• Aim:
Copy each line of the material below that includes the string "chaos".

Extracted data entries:
BEGIN

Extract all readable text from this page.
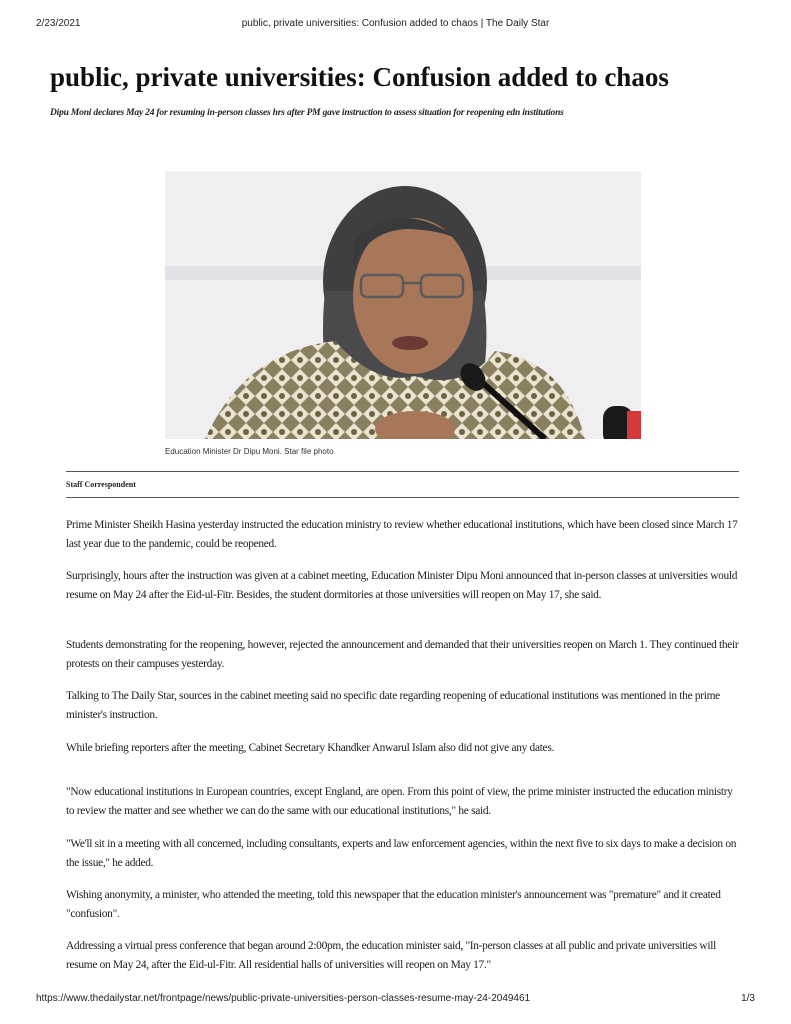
2/23/2021	public, private universities: Confusion added to chaos | The Daily Star
public, private universities: Confusion added to chaos

Dipu Moni declares May 24 for resuming in-person classes hrs after PM gave instruction to assess situation for reopening edn institutions

Education Minister Dr Dipu Moni. Star file photo
Staff Correspondent

Prime Minister Sheikh Hasina yesterday instructed the education ministry to review whether educational institutions, which have been closed since March 17 last year due to the pandemic, could be reopened.

Surprisingly, hours after the instruction was given at a cabinet meeting, Education Minister Dipu Moni announced that in-person classes at universities would resume on May 24 after the Eid-ul-Fitr. Besides, the student dormitories at those universities will reopen on May 17, she said.

Students demonstrating for the reopening, however, rejected the announcement and demanded that their universities reopen on March 1. They continued their protests on their campuses yesterday.

Talking to The Daily Star, sources in the cabinet meeting said no specific date regarding reopening of educational institutions was mentioned in the prime minister's instruction.

While briefing reporters after the meeting, Cabinet Secretary Khandker Anwarul Islam also did not give any dates.

"Now educational institutions in European countries, except England, are open. From this point of view, the prime minister instructed the education ministry to review the matter and see whether we can do the same with our educational institutions," he said.

"We'll sit in a meeting with all concerned, including consultants, experts and law enforcement agencies, within the next five to six days to make a decision on the issue," he added.

Wishing anonymity, a minister, who attended the meeting, told this newspaper that the education minister's announcement was "premature" and it created "confusion".

Addressing a virtual press conference that began around 2:00pm, the education minister said, "In-person classes at all public and private universities will resume on May 24, after the Eid-ul-Fitr. All residential halls of universities will reopen on May 17."

https://www.thedailystar.net/frontpage/news/public-private-universities-person-classes-resume-may-24-2049461	1/3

END

• Problem solution:
2/23/2021	public, private universities: Confusion added to chaos | The Daily Star
public, private universities: Confusion added to chaos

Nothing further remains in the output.